▸ What you should do
Collect every line that includes the string "Account".

▸ Supplied data
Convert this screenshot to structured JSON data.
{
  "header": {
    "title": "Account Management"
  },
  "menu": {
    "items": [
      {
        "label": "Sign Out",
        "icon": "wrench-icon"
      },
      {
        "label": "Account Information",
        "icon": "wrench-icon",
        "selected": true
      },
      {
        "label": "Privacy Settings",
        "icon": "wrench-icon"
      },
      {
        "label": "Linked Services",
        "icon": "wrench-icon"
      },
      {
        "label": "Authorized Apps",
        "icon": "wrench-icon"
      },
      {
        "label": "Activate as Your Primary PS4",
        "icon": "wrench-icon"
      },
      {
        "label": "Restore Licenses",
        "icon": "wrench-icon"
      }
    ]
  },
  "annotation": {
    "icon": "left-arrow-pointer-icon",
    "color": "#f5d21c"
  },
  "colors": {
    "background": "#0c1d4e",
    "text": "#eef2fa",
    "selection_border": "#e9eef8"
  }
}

▸ Correct output
    "title": "Account Management"
        "label": "Account Information",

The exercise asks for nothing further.